§ Set exercise
Print each of the records below verbatim, line for line, without changing anything.

§ Information given
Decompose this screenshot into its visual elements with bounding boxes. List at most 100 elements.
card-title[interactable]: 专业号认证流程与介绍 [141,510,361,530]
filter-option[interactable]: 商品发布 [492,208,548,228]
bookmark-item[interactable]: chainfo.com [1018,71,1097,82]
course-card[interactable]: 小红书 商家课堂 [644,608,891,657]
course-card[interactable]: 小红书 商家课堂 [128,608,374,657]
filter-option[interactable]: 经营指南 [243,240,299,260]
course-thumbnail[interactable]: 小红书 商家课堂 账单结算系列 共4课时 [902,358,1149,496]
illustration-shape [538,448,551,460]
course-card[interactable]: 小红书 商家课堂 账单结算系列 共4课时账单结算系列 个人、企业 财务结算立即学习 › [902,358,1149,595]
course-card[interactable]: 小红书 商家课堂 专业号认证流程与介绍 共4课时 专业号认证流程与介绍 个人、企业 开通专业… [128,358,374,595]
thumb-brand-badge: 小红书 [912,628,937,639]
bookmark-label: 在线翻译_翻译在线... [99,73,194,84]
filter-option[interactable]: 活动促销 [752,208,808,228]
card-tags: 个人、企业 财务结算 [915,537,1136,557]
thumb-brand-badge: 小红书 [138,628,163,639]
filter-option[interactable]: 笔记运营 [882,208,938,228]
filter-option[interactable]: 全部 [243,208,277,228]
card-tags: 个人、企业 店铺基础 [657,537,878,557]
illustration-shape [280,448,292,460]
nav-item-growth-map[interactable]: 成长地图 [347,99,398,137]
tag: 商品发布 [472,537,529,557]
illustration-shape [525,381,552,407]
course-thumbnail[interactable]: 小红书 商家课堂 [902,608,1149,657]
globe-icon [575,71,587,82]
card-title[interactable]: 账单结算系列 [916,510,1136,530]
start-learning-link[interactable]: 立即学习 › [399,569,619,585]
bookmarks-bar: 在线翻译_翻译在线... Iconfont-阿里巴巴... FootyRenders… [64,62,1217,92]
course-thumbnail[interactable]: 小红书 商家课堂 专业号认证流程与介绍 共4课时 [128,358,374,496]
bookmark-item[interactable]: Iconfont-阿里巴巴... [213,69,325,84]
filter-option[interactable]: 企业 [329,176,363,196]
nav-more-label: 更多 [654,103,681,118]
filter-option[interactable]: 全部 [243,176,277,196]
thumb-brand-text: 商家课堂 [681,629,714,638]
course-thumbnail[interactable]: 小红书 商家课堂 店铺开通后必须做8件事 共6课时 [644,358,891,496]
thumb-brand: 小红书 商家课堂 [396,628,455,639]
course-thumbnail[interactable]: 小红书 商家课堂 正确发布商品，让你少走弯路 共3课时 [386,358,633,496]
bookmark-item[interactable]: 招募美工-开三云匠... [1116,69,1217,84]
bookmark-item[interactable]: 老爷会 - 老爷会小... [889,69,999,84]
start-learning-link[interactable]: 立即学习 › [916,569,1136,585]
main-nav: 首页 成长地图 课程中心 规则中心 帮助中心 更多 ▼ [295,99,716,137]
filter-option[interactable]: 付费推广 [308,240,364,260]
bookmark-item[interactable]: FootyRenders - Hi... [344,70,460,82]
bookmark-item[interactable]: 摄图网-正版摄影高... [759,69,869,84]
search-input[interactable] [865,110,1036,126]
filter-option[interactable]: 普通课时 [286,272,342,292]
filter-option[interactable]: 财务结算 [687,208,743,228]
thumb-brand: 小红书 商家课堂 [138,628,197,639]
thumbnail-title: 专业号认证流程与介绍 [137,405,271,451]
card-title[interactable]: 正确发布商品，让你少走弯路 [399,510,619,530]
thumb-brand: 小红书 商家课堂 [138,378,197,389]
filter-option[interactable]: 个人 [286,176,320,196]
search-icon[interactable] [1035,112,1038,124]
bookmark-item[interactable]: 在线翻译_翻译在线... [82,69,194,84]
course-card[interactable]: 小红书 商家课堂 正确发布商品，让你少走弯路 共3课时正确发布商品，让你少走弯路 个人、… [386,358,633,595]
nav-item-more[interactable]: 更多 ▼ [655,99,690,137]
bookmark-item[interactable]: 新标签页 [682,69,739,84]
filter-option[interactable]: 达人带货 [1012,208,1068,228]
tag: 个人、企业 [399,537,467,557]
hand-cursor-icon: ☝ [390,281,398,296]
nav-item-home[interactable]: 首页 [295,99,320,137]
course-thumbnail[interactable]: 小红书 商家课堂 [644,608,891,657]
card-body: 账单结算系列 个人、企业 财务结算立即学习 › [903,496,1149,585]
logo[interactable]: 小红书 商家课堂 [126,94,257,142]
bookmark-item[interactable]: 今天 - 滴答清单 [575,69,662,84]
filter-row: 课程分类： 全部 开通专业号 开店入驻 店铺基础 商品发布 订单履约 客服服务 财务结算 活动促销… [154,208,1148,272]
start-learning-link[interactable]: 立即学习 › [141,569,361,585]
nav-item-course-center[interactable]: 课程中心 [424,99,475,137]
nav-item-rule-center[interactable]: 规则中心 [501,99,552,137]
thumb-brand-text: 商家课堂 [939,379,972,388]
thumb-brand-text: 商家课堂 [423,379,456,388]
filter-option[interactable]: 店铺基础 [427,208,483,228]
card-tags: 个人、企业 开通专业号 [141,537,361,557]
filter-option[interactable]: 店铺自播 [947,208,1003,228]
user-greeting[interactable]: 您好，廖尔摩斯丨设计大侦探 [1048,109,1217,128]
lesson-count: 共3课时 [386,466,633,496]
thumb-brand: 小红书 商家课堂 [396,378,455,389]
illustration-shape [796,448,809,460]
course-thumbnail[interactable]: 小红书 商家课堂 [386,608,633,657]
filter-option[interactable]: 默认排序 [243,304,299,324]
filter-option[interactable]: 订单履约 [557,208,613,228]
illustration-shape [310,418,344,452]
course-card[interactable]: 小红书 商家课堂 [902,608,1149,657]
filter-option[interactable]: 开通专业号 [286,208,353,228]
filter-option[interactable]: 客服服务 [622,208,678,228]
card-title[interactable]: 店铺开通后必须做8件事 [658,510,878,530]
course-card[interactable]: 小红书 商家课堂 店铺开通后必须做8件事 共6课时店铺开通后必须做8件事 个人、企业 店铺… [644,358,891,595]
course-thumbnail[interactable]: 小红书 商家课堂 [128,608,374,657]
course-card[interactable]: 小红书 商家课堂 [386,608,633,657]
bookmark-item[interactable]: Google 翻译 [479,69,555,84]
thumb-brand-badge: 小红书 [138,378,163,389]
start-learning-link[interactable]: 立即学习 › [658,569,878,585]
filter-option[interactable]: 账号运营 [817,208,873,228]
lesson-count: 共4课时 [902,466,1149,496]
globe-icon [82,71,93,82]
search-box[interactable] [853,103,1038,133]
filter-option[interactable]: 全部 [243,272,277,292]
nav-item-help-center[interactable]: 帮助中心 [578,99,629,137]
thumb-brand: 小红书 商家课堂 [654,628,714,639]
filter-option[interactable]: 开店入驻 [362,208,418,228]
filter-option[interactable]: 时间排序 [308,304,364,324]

§ Result of this exercise
Decompose this screenshot into its visual elements with bounding boxes. List at most 100 elements.
card-title[interactable]: 专业号认证流程与介绍 [141,510,361,530]
filter-option[interactable]: 商品发布 [492,208,548,228]
bookmark-item[interactable]: chainfo.com [1018,71,1097,82]
course-card[interactable]: 小红书 商家课堂 [644,608,891,657]
course-card[interactable]: 小红书 商家课堂 [128,608,374,657]
filter-option[interactable]: 经营指南 [243,240,299,260]
course-thumbnail[interactable]: 小红书 商家课堂 账单结算系列 共4课时 [902,358,1149,496]
illustration-shape [538,448,551,460]
course-card[interactable]: 小红书 商家课堂 账单结算系列 共4课时账单结算系列 个人、企业 财务结算立即学习 › [902,358,1149,595]
course-card[interactable]: 小红书 商家课堂 专业号认证流程与介绍 共4课时 专业号认证流程与介绍 个人、企业 开通专业… [128,358,374,595]
thumb-brand-badge: 小红书 [912,628,937,639]
bookmark-label: 在线翻译_翻译在线... [99,73,194,84]
filter-option[interactable]: 活动促销 [752,208,808,228]
card-tags: 个人、企业 财务结算 [915,537,1136,557]
thumb-brand-badge: 小红书 [138,628,163,639]
filter-option[interactable]: 笔记运营 [882,208,938,228]
filter-option[interactable]: 全部 [243,208,277,228]
card-tags: 个人、企业 店铺基础 [657,537,878,557]
illustration-shape [280,448,292,460]
nav-item-growth-map[interactable]: 成长地图 [347,99,398,137]
tag: 商品发布 [472,537,529,557]
illustration-shape [525,381,552,407]
course-thumbnail[interactable]: 小红书 商家课堂 [902,608,1149,657]
globe-icon [575,71,587,82]
card-title[interactable]: 账单结算系列 [916,510,1136,530]
start-learning-link[interactable]: 立即学习 › [399,569,619,585]
bookmarks-bar: 在线翻译_翻译在线... Iconfont-阿里巴巴... FootyRenders… [64,62,1217,92]
course-thumbnail[interactable]: 小红书 商家课堂 专业号认证流程与介绍 共4课时 [128,358,374,496]
bookmark-item[interactable]: Iconfont-阿里巴巴... [213,69,325,84]
filter-option[interactable]: 企业 [329,176,363,196]
nav-more-label: 更多 [654,103,681,118]
filter-option[interactable]: 全部 [243,176,277,196]
thumb-brand-text: 商家课堂 [681,629,714,638]
course-thumbnail[interactable]: 小红书 商家课堂 店铺开通后必须做8件事 共6课时 [644,358,891,496]
thumb-brand: 小红书 商家课堂 [396,628,455,639]
course-thumbnail[interactable]: 小红书 商家课堂 正确发布商品，让你少走弯路 共3课时 [386,358,633,496]
bookmark-item[interactable]: 招募美工-开三云匠... [1116,69,1217,84]
bookmark-item[interactable]: 老爷会 - 老爷会小... [889,69,999,84]
start-learning-link[interactable]: 立即学习 › [916,569,1136,585]
main-nav: 首页 成长地图 课程中心 规则中心 帮助中心 更多 ▼ [295,99,716,137]
filter-option[interactable]: 付费推广 [308,240,364,260]
bookmark-item[interactable]: FootyRenders - Hi... [344,70,460,82]
bookmark-item[interactable]: 摄图网-正版摄影高... [759,69,869,84]
search-input[interactable] [865,110,1036,126]
filter-option[interactable]: 普通课时 [286,272,342,292]
filter-option[interactable]: 财务结算 [687,208,743,228]
thumb-brand: 小红书 商家课堂 [138,628,197,639]
thumbnail-title: 专业号认证流程与介绍 [137,405,271,451]
card-title[interactable]: 正确发布商品，让你少走弯路 [399,510,619,530]
thumb-brand: 小红书 商家课堂 [138,378,197,389]
filter-option[interactable]: 个人 [286,176,320,196]
search-icon[interactable] [1035,112,1038,124]
bookmark-item[interactable]: 在线翻译_翻译在线... [82,69,194,84]
course-card[interactable]: 小红书 商家课堂 正确发布商品，让你少走弯路 共3课时正确发布商品，让你少走弯路 个人、… [386,358,633,595]
nav-item-more[interactable]: 更多 ▼ [655,99,690,137]
bookmark-item[interactable]: 新标签页 [682,69,739,84]
filter-option[interactable]: 达人带货 [1012,208,1068,228]
tag: 个人、企业 [399,537,467,557]
hand-cursor-icon: ☝ [390,281,398,296]
nav-item-home[interactable]: 首页 [295,99,320,137]
course-thumbnail[interactable]: 小红书 商家课堂 [644,608,891,657]
card-body: 账单结算系列 个人、企业 财务结算立即学习 › [903,496,1149,585]
logo[interactable]: 小红书 商家课堂 [126,94,257,142]
bookmark-item[interactable]: 今天 - 滴答清单 [575,69,662,84]
filter-row: 课程分类： 全部 开通专业号 开店入驻 店铺基础 商品发布 订单履约 客服服务 财务结算 活动促销… [154,208,1148,272]
start-learning-link[interactable]: 立即学习 › [141,569,361,585]
nav-item-course-center[interactable]: 课程中心 [424,99,475,137]
nav-item-rule-center[interactable]: 规则中心 [501,99,552,137]
thumb-brand-text: 商家课堂 [939,379,972,388]
thumb-brand-text: 商家课堂 [423,379,456,388]
filter-option[interactable]: 店铺基础 [427,208,483,228]
card-tags: 个人、企业 开通专业号 [141,537,361,557]
filter-option[interactable]: 店铺自播 [947,208,1003,228]
user-greeting[interactable]: 您好，廖尔摩斯丨设计大侦探 [1048,109,1217,128]
lesson-count: 共3课时 [386,466,633,496]
thumb-brand: 小红书 商家课堂 [396,378,455,389]
illustration-shape [796,448,809,460]
course-thumbnail[interactable]: 小红书 商家课堂 [386,608,633,657]
filter-option[interactable]: 默认排序 [243,304,299,324]
filter-option[interactable]: 订单履约 [557,208,613,228]
illustration-shape [310,418,344,452]
course-card[interactable]: 小红书 商家课堂 [902,608,1149,657]
filter-option[interactable]: 开通专业号 [286,208,353,228]
filter-option[interactable]: 客服服务 [622,208,678,228]
card-title[interactable]: 店铺开通后必须做8件事 [658,510,878,530]
course-card[interactable]: 小红书 商家课堂 店铺开通后必须做8件事 共6课时店铺开通后必须做8件事 个人、企业 店铺… [644,358,891,595]
course-thumbnail[interactable]: 小红书 商家课堂 [128,608,374,657]
course-card[interactable]: 小红书 商家课堂 [386,608,633,657]
bookmark-item[interactable]: Google 翻译 [479,69,555,84]
thumb-brand-badge: 小红书 [138,378,163,389]
start-learning-link[interactable]: 立即学习 › [658,569,878,585]
filter-option[interactable]: 账号运营 [817,208,873,228]
lesson-count: 共4课时 [902,466,1149,496]
globe-icon [82,71,93,82]
search-box[interactable] [853,103,1038,133]
filter-option[interactable]: 全部 [243,272,277,292]
nav-item-help-center[interactable]: 帮助中心 [578,99,629,137]
thumb-brand: 小红书 商家课堂 [654,628,714,639]
filter-option[interactable]: 开店入驻 [362,208,418,228]
filter-option[interactable]: 时间排序 [308,304,364,324]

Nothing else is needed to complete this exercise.